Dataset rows
= = = = = = =

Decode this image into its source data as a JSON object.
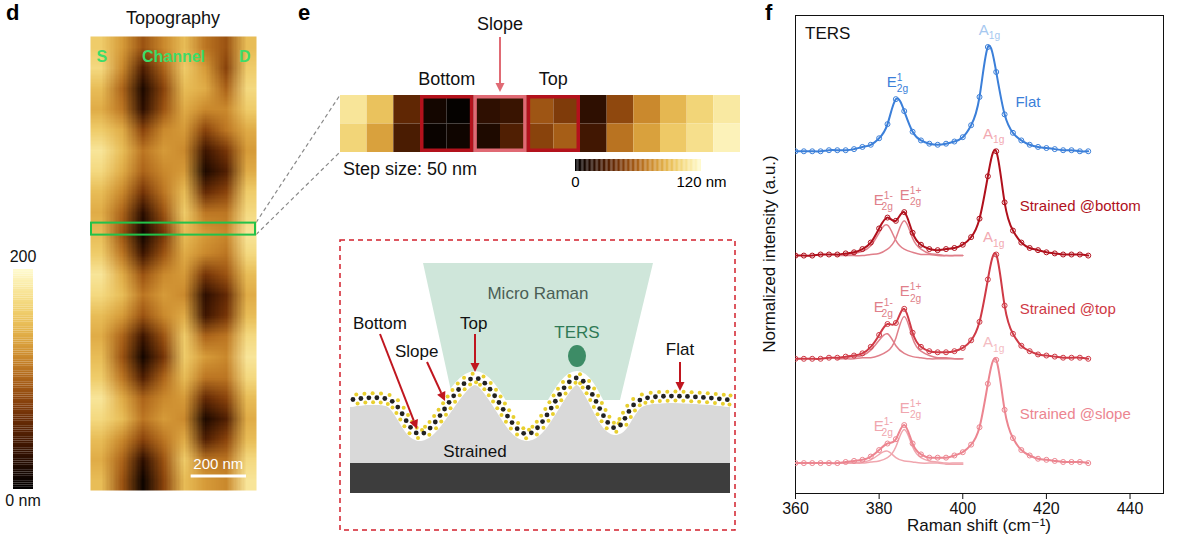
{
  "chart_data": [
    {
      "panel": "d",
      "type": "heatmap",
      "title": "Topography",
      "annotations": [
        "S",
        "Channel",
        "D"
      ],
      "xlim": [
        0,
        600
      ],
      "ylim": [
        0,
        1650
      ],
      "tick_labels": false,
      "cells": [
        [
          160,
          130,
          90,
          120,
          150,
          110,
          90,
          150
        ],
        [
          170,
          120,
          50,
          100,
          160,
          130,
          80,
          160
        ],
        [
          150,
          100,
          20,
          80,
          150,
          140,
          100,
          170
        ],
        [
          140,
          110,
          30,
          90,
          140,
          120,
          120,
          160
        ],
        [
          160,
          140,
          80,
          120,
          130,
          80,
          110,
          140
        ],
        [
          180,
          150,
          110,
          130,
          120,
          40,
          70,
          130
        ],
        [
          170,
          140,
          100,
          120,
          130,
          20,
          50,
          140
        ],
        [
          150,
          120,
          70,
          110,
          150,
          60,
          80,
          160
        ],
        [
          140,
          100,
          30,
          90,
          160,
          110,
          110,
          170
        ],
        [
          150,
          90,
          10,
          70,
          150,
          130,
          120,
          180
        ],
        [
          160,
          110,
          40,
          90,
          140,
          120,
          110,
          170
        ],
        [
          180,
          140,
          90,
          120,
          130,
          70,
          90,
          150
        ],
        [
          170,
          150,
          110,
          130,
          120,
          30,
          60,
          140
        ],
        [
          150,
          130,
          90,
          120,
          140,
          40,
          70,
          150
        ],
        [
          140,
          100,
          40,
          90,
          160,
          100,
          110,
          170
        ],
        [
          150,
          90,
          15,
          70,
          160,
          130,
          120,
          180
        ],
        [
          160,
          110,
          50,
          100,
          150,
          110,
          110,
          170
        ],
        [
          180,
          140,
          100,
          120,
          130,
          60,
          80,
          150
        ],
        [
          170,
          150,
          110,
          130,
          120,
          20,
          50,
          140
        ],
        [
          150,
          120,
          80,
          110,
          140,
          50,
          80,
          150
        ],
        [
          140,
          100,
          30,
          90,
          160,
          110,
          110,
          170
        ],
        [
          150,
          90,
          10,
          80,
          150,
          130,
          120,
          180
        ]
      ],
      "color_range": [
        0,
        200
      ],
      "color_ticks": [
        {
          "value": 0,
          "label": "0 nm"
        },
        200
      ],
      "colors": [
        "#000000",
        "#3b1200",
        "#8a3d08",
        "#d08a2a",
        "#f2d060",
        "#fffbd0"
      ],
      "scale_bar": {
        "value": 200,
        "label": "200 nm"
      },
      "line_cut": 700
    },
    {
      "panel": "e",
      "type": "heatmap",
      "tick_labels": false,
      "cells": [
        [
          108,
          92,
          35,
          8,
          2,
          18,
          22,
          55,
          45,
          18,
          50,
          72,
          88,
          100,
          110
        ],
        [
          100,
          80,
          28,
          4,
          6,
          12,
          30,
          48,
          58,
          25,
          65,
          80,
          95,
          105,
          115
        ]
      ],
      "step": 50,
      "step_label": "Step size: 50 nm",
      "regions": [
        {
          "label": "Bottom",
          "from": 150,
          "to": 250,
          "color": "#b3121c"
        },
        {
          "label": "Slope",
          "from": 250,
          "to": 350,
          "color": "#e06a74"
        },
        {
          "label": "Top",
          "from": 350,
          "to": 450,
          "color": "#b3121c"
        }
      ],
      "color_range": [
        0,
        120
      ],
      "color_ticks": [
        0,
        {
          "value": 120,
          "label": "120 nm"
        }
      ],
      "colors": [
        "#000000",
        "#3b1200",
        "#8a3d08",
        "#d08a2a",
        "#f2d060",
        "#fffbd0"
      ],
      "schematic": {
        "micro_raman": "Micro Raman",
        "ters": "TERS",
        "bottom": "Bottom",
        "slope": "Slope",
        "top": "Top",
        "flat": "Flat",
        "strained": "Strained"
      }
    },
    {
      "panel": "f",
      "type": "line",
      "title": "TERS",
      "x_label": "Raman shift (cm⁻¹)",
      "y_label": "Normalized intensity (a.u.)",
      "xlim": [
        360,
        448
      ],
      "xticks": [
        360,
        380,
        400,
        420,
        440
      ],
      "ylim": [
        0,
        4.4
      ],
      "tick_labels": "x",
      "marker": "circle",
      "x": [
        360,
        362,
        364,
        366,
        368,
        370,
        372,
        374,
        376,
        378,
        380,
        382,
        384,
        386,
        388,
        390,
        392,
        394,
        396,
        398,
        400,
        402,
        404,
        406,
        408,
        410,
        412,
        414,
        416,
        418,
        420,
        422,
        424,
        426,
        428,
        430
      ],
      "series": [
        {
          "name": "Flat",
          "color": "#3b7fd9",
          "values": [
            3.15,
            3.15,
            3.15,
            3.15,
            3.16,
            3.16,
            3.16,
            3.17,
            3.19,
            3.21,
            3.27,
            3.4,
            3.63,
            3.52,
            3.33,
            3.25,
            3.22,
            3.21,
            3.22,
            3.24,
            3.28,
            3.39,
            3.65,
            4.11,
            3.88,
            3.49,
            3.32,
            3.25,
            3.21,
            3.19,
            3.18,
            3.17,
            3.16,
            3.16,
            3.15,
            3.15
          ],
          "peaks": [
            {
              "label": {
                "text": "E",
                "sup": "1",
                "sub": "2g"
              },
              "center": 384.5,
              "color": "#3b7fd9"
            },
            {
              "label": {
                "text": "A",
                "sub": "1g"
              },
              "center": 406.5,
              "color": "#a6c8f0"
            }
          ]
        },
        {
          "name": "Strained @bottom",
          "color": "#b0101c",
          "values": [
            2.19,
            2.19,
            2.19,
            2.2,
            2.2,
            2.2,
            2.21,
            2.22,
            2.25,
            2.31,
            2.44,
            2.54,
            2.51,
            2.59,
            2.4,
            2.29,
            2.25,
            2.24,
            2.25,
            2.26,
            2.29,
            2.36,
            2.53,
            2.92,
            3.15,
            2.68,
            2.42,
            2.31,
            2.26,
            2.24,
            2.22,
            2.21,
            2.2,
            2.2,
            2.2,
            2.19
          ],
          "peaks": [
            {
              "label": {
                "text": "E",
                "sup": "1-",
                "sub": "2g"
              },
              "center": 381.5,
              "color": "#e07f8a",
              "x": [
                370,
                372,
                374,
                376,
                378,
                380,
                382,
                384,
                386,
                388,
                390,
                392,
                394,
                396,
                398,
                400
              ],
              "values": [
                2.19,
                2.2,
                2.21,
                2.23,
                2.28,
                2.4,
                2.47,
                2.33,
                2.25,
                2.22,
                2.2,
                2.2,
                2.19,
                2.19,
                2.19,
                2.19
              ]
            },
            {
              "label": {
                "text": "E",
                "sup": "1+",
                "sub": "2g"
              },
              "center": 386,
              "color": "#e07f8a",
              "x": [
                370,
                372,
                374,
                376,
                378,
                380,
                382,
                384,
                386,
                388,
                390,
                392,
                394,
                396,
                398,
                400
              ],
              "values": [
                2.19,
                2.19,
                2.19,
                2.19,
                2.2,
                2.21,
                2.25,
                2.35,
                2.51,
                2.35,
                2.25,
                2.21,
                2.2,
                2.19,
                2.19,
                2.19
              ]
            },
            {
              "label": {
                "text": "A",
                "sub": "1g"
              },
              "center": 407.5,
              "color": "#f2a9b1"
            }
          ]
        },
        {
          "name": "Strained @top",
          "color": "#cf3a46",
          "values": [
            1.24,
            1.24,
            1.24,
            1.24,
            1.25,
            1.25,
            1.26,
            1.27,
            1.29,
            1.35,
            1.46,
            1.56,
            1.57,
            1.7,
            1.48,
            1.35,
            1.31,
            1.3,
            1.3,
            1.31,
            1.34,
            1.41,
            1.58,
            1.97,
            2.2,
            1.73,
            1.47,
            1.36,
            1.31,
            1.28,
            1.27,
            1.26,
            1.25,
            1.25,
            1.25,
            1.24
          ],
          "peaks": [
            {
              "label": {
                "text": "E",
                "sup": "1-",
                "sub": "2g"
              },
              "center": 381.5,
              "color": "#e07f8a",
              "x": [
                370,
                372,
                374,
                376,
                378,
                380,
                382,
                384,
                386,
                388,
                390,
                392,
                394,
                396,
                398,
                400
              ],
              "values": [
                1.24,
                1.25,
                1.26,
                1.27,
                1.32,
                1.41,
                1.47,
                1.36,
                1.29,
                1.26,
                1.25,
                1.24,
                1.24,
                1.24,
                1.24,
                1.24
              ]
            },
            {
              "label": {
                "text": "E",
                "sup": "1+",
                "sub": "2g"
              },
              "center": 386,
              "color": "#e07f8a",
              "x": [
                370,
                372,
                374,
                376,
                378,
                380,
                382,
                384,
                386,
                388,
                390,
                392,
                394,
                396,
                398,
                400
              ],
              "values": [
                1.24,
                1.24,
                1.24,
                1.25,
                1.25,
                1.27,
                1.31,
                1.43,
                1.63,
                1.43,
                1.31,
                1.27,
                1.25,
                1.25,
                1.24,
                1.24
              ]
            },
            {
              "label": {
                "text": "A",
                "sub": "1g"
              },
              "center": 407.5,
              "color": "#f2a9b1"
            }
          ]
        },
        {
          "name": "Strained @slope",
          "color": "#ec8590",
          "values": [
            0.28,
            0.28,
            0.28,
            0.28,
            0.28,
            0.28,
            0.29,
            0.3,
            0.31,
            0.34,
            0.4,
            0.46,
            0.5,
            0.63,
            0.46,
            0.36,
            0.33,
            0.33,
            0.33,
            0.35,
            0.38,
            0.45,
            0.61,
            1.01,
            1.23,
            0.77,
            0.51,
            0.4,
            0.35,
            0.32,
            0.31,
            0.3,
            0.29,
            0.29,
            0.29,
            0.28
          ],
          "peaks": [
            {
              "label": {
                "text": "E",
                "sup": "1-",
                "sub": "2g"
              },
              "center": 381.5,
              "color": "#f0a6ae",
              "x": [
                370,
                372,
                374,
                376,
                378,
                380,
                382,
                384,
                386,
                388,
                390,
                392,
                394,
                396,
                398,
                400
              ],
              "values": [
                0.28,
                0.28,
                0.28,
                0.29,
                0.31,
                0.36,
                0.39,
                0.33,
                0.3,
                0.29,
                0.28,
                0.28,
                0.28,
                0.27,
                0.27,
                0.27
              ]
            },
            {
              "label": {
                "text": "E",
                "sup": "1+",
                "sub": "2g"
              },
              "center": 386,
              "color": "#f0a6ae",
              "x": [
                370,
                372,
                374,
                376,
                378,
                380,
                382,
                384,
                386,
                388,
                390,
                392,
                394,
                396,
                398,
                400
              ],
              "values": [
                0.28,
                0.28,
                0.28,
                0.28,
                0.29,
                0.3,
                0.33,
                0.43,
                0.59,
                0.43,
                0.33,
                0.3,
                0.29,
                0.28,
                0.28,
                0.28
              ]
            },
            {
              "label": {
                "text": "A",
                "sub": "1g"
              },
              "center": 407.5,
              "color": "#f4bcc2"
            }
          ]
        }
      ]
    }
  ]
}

= = = = = = =

◆ **WHAT TO WORK ON**:
Return every line of the preceding records in which the word "name" appears.

◆ **THE COMPLETED TASK**:
          "name": "Flat",
          "name": "Strained @bottom",
          "name": "Strained @top",
          "name": "Strained @slope",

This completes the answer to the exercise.